++++ DATA TO USE ++++

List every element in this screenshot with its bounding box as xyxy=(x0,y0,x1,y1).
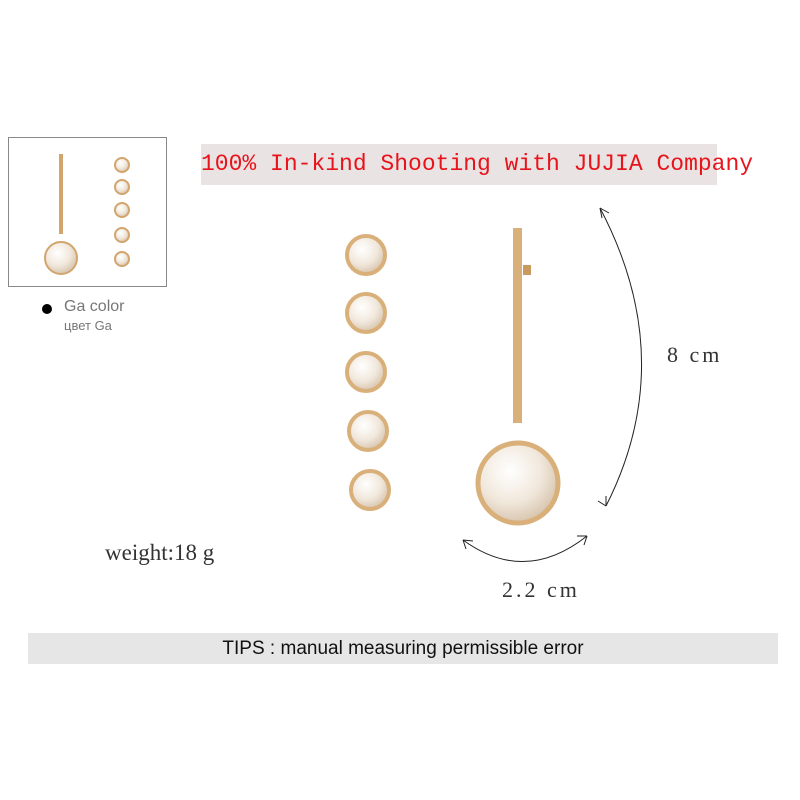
width-arrow xyxy=(462,535,588,563)
height-measure: 8 cm xyxy=(667,342,723,367)
selected-dot-icon xyxy=(42,304,52,314)
bar-drop-earring xyxy=(475,228,561,526)
thumbnail-earrings xyxy=(44,154,130,275)
pearl-chain-earring xyxy=(345,234,391,511)
weight-label: weight:18 g xyxy=(105,540,215,565)
tips-bar: TIPS : manual measuring permissible erro… xyxy=(28,633,778,664)
banner-title: 100% In-kind Shooting with JUJIA Company xyxy=(201,144,753,185)
color-label-ru: цвет Ga xyxy=(64,318,112,333)
height-arrow xyxy=(599,207,642,507)
color-thumbnail[interactable] xyxy=(8,137,167,287)
width-measure: 2.2 cm xyxy=(502,577,580,602)
color-label: Ga color xyxy=(64,298,125,315)
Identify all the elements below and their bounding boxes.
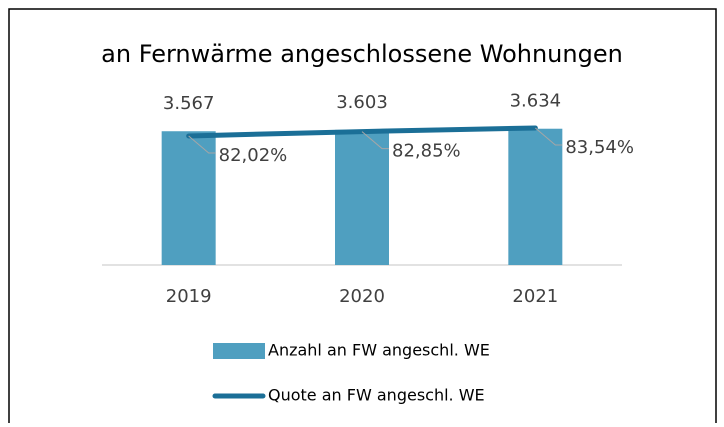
leader-line xyxy=(535,127,563,146)
x-tick-label: 2019 xyxy=(166,286,212,307)
data-label: 3.634 xyxy=(510,91,562,112)
data-label: 3.567 xyxy=(163,93,215,114)
bar xyxy=(335,129,389,265)
bar xyxy=(508,128,563,265)
x-tick-label: 2021 xyxy=(512,286,558,307)
chart-title: an Fernwärme angeschlossene Wohnungen xyxy=(101,40,623,68)
data-label: 3.603 xyxy=(336,92,388,113)
bar xyxy=(161,131,216,265)
x-tick-label: 2020 xyxy=(339,286,385,307)
leader-line xyxy=(361,131,389,150)
data-label: 82,02% xyxy=(219,145,288,166)
data-label: 83,54% xyxy=(565,137,634,158)
legend-swatch xyxy=(213,343,265,359)
legend-label: Anzahl an FW angeschl. WE xyxy=(268,341,490,360)
legend-label: Quote an FW angeschl. WE xyxy=(268,386,485,405)
data-label: 82,85% xyxy=(392,141,461,162)
leader-line xyxy=(188,135,216,154)
chart-border xyxy=(8,8,717,423)
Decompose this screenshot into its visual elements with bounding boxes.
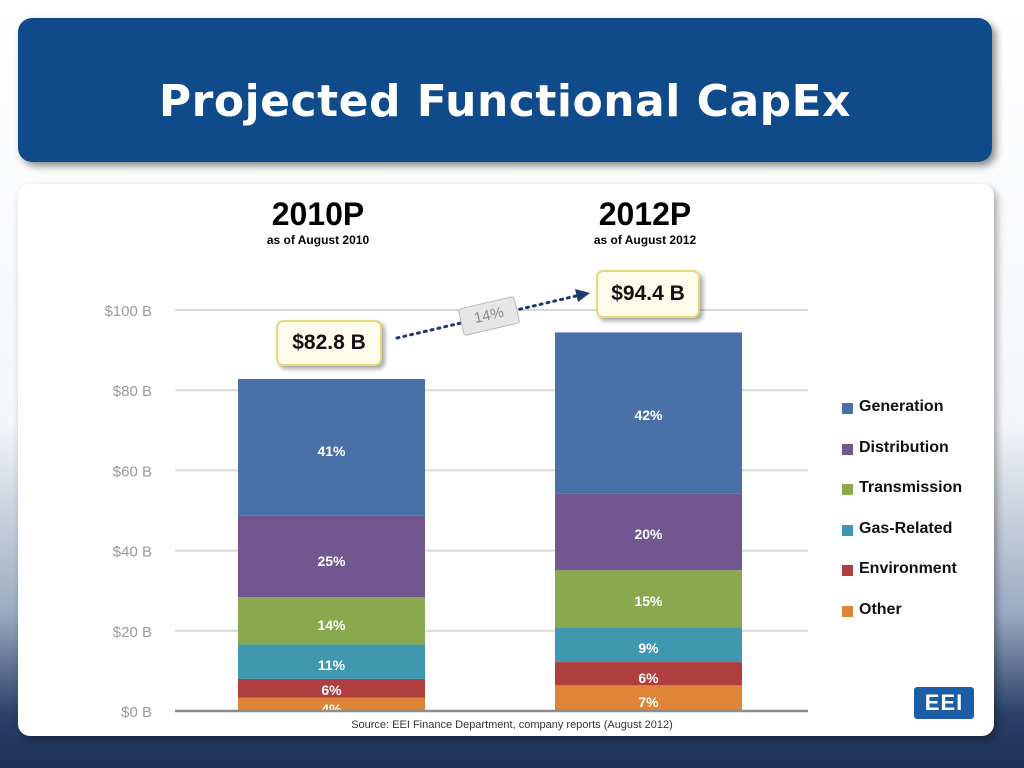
column-header-2010: 2010P as of August 2010 [238,197,398,247]
data-label: 11% [318,657,346,673]
legend-swatch [842,403,853,414]
bar-segment [555,627,742,663]
legend-item: Distribution [842,439,1012,480]
data-label: 42% [634,407,663,423]
bar-segment [238,644,425,679]
legend-swatch [842,565,853,576]
bar-segment [555,662,742,686]
legend-swatch [842,605,853,617]
column-year-2010: 2010P [271,196,365,232]
data-label: 15% [634,593,663,609]
y-tick-label: $20 B [113,624,152,641]
data-label: 6% [638,670,659,686]
legend-item: Generation [842,398,1012,439]
y-tick-label: $0 B [121,704,152,721]
legend-swatch [842,524,853,536]
legend-item: Gas-Related [842,520,1012,561]
source-note: Source: EEI Finance Department, company … [351,719,673,731]
bar-segment [555,332,742,494]
legend-label: Distribution [859,438,949,456]
legend-item: Environment [842,560,1012,601]
data-label: 9% [638,640,659,656]
eei-logo: EEI [914,687,974,719]
data-label: 25% [317,553,346,569]
legend-label: Generation [859,398,944,415]
data-label: 20% [634,526,663,542]
column-asof-2012: as of August 2012 [593,233,697,247]
y-tick-label: $100 B [104,303,152,320]
data-label: 7% [638,694,659,710]
total-callout-2010: $82.8 B [276,320,382,366]
column-header-2012: 2012P as of August 2012 [560,197,730,247]
bar-segment [238,697,425,711]
bar-segment [555,685,742,711]
y-tick-label: $40 B [113,544,152,561]
data-label: 6% [321,682,342,698]
legend-swatch [842,443,853,455]
bar-segment [238,597,425,645]
column-asof-2010: as of August 2010 [266,233,370,247]
legend-item: Other [842,601,1012,642]
slide-title: Projected Functional CapEx [158,76,852,127]
bar-segment [555,493,742,571]
bar-segment [555,570,742,628]
data-label: 14% [317,617,346,633]
title-banner: Projected Functional CapEx [18,18,992,162]
bar-segment [238,678,425,698]
total-callout-2012: $94.4 B [596,270,700,318]
bar-segment [238,378,425,516]
legend-label: Gas-Related [859,519,953,537]
y-tick-label: $80 B [113,383,152,400]
y-tick-label: $60 B [113,463,152,480]
growth-arrow-head [575,289,590,302]
legend-swatch [842,484,853,495]
bar-segment [238,515,425,598]
legend-item: Transmission [842,479,1012,520]
legend-label: Other [859,600,902,618]
column-year-2012: 2012P [598,196,692,232]
legend-label: Transmission [859,479,963,496]
legend-label: Environment [859,560,957,577]
chart-panel [18,184,994,736]
data-label: 41% [317,443,346,459]
data-label: 4% [321,701,342,717]
chart-legend: Generation Distribution Transmission Gas-Re… [842,398,1012,641]
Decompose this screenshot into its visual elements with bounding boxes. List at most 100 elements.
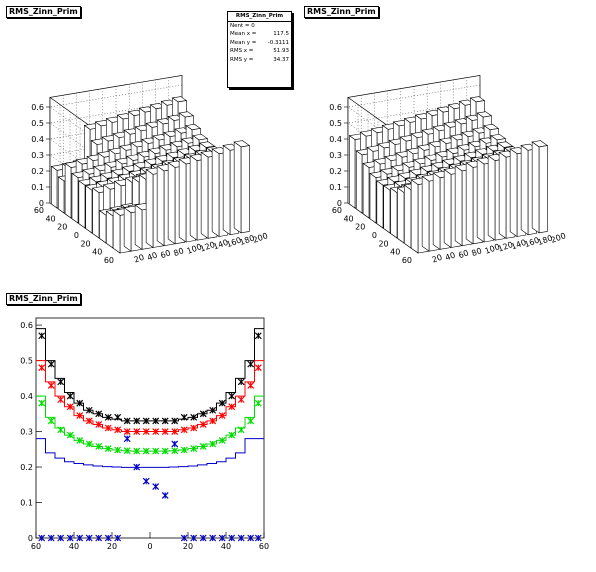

++++

TASK REQUIREMENTS:
Write the lines above as a numbered list and skip any blank lines. Do not include the pictures.

RESPONSE TO THIS TASK:
1. List every element in this screenshot with its bounding box as xyxy=(x0,y0,x1,y1).
2. width-arrow xyxy=(462,535,588,563)
3. height-measure: 8 cm xyxy=(667,342,723,367)
4. selected-dot-icon xyxy=(42,304,52,314)
5. bar-drop-earring xyxy=(475,228,561,526)
6. thumbnail-earrings xyxy=(44,154,130,275)
7. pearl-chain-earring xyxy=(345,234,391,511)
8. weight-label: weight:18 g xyxy=(105,540,215,565)
9. tips-bar: TIPS : manual measuring permissible erro… xyxy=(28,633,778,664)
10. banner-title: 100% In-kind Shooting with JUJIA Company xyxy=(201,144,753,185)
11. color-label-ru: цвет Ga xyxy=(64,318,112,333)
12. height-arrow xyxy=(599,207,642,507)
13. color-thumbnail[interactable] xyxy=(8,137,167,287)
14. width-measure: 2.2 cm xyxy=(502,577,580,602)
15. color-label: Ga color xyxy=(64,298,125,315)
16. Identify all the elements below and their bounding boxes.
17. leader-line xyxy=(535,127,563,146)
18. x-tick-label: 2019 xyxy=(166,286,212,307)
19. data-label: 3.634 xyxy=(510,91,562,112)
20. data-label: 3.567 xyxy=(163,93,215,114)
21. bar xyxy=(335,129,389,265)
22. bar xyxy=(508,128,563,265)
23. x-tick-label: 2021 xyxy=(512,286,558,307)
24. chart-title: an Fernwärme angeschlossene Wohnungen xyxy=(101,40,623,68)
25. data-label: 3.603 xyxy=(336,92,388,113)
26. bar xyxy=(161,131,216,265)
27. x-tick-label: 2020 xyxy=(339,286,385,307)
28. leader-line xyxy=(361,131,389,150)
29. data-label: 82,02% xyxy=(219,145,288,166)
30. data-label: 83,54% xyxy=(565,137,634,158)
31. legend-swatch xyxy=(213,343,265,359)
32. legend-label: Anzahl an FW angeschl. WE xyxy=(268,341,490,360)
33. legend-label: Quote an FW angeschl. WE xyxy=(268,386,485,405)
34. data-label: 82,85% xyxy=(392,141,461,162)
35. leader-line xyxy=(188,135,216,154)
36. chart-border xyxy=(8,8,717,423)
37. Decompose this screenshot into its visual elements with bounding boxes.
38. column-header-2010: 2010P as of August 2010 [238,197,398,247]
39. data-label: 11% [318,657,346,673]
40. legend-swatch [842,403,853,414]
41. bar-segment [555,627,742,663]
42. legend-item: Distribution [842,439,1012,480]
43. data-label: 42% [634,407,663,423]
44. bar-segment [238,644,425,679]
45. legend-swatch [842,565,853,576]
46. bar-segment [555,662,742,686]
47. legend-swatch [842,605,853,617]
48. column-year-2010: 2010P [271,196,365,232]
49. data-label: 15% [634,593,663,609]
50. y-tick-label: $20 B [113,624,152,641]
51. data-label: 6% [638,670,659,686]
52. legend-item: Generation [842,398,1012,439]
53. y-tick-label: $0 B [121,704,152,721]
54. legend-swatch [842,524,853,536]
55. legend-item: Gas-Related [842,520,1012,561]
56. source-note: Source: EEI Finance Department, company … [351,719,673,731]
57. bar-segment [555,332,742,494]
58. legend-label: Distribution [859,438,949,456]
59. legend-item: Environment [842,560,1012,601]
60. data-label: 9% [638,640,659,656]
61. eei-logo: EEI [914,687,974,719]
62. data-label: 25% [317,553,346,569]
63. legend-label: Generation [859,398,944,415]
64. data-label: 20% [634,526,663,542]
65. column-asof-2012: as of August 2012 [593,233,697,247]
66. y-tick-label: $100 B [104,303,152,320]
67. data-label: 7% [638,694,659,710]
68. total-callout-2010: $82.8 B [276,320,382,366]
69. column-header-2012: 2012P as of August 2012 [560,197,730,247]
70. bar-segment [238,697,425,711]
71. bar-segment [555,685,742,711]
72. y-tick-label: $40 B [113,544,152,561]
73. data-label: 6% [321,682,342,698]
74. legend-swatch [842,443,853,455]
75. bar-segment [238,597,425,645]
76. column-asof-2010: as of August 2010 [266,233,370,247]
77. legend-item: Other [842,601,1012,642]
78. slide-title: Projected Functional CapEx [158,76,852,127]
79. bar-segment [555,493,742,571]
80. bar-segment [555,570,742,628]
81. data-label: 14% [317,617,346,633]
82. title-banner: Projected Functional CapEx [18,18,992,162]
83. bar-segment [238,678,425,698]
84. total-callout-2012: $94.4 B [596,270,700,318]
85. bar-segment [238,378,425,516]
86. legend-label: Gas-Related [859,519,953,537]
87. y-tick-label: $80 B [113,383,152,400]
88. y-tick-label: $60 B [113,463,152,480]
89. growth-arrow-head [575,289,590,302]
90. legend-swatch [842,484,853,495]
91. bar-segment [238,515,425,598]
92. legend-item: Transmission [842,479,1012,520]
93. legend-label: Other [859,600,902,618]
94. column-year-2012: 2012P [598,196,692,232]
95. legend-label: Transmission [859,479,963,496]
96. legend-label: Environment [859,560,957,577]
97. chart-panel [18,184,994,736]
98. data-label: 41% [317,443,346,459]
99. data-label: 4% [321,701,342,717]
100. chart-legend: Generation Distribution Transmission Gas-Re… [842,398,1012,641]
101. Decompose this screenshot into its visual elements with bounding boxes. List at most 100 elements.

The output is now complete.